Repeat the records below exactly as they appear.
─── SUPPLIED INFORMATION
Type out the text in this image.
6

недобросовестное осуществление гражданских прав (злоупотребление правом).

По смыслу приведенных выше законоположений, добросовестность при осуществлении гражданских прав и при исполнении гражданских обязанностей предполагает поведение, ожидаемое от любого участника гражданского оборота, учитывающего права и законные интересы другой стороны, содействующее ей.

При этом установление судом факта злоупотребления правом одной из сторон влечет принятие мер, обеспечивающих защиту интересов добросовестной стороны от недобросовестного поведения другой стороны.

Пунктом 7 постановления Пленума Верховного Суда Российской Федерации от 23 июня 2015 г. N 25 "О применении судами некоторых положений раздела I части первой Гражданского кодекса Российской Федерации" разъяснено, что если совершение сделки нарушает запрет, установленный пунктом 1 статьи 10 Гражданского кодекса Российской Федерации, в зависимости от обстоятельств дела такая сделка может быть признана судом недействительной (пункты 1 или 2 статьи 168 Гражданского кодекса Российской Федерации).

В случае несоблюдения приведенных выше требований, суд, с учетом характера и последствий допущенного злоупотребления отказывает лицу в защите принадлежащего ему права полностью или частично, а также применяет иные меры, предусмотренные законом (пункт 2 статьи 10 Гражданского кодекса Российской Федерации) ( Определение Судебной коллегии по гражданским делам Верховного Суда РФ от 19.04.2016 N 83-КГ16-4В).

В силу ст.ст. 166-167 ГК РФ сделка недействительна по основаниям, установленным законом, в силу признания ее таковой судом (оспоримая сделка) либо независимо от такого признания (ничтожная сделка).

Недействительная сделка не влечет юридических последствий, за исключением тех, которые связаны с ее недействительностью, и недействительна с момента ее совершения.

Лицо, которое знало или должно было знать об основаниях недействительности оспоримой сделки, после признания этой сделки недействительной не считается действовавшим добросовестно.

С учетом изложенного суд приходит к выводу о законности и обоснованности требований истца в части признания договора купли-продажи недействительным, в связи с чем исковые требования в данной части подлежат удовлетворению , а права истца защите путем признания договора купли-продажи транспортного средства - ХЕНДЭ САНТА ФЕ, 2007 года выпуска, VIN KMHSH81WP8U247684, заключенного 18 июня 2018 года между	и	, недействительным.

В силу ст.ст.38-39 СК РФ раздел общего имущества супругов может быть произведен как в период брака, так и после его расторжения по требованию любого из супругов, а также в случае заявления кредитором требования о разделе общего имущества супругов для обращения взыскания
──────
**COMPLETE RESPONSE:**
Type out the text in this image.
6

недобросовестное осуществление гражданских прав (злоупотребление правом).

По смыслу приведенных выше законоположений, добросовестность при осуществлении гражданских прав и при исполнении гражданских обязанностей предполагает поведение, ожидаемое от любого участника гражданского оборота, учитывающего права и законные интересы другой стороны, содействующее ей.

При этом установление судом факта злоупотребления правом одной из сторон влечет принятие мер, обеспечивающих защиту интересов добросовестной стороны от недобросовестного поведения другой стороны.

Пунктом 7 постановления Пленума Верховного Суда Российской Федерации от 23 июня 2015 г. N 25 "О применении судами некоторых положений раздела I части первой Гражданского кодекса Российской Федерации" разъяснено, что если совершение сделки нарушает запрет, установленный пунктом 1 статьи 10 Гражданского кодекса Российской Федерации, в зависимости от обстоятельств дела такая сделка может быть признана судом недействительной (пункты 1 или 2 статьи 168 Гражданского кодекса Российской Федерации).

В случае несоблюдения приведенных выше требований, суд, с учетом характера и последствий допущенного злоупотребления отказывает лицу в защите принадлежащего ему права полностью или частично, а также применяет иные меры, предусмотренные законом (пункт 2 статьи 10 Гражданского кодекса Российской Федерации) ( Определение Судебной коллегии по гражданским делам Верховного Суда РФ от 19.04.2016 N 83-КГ16-4В).

В силу ст.ст. 166-167 ГК РФ сделка недействительна по основаниям, установленным законом, в силу признания ее таковой судом (оспоримая сделка) либо независимо от такого признания (ничтожная сделка).

Недействительная сделка не влечет юридических последствий, за исключением тех, которые связаны с ее недействительностью, и недействительна с момента ее совершения.

Лицо, которое знало или должно было знать об основаниях недействительности оспоримой сделки, после признания этой сделки недействительной не считается действовавшим добросовестно.

С учетом изложенного суд приходит к выводу о законности и обоснованности требований истца в части признания договора купли-продажи недействительным, в связи с чем исковые требования в данной части подлежат удовлетворению , а права истца защите путем признания договора купли-продажи транспортного средства - ХЕНДЭ САНТА ФЕ, 2007 года выпуска, VIN KMHSH81WP8U247684, заключенного 18 июня 2018 года между	и	, недействительным.

В силу ст.ст.38-39 СК РФ раздел общего имущества супругов может быть произведен как в период брака, так и после его расторжения по требованию любого из супругов, а также в случае заявления кредитором требования о разделе общего имущества супругов для обращения взыскания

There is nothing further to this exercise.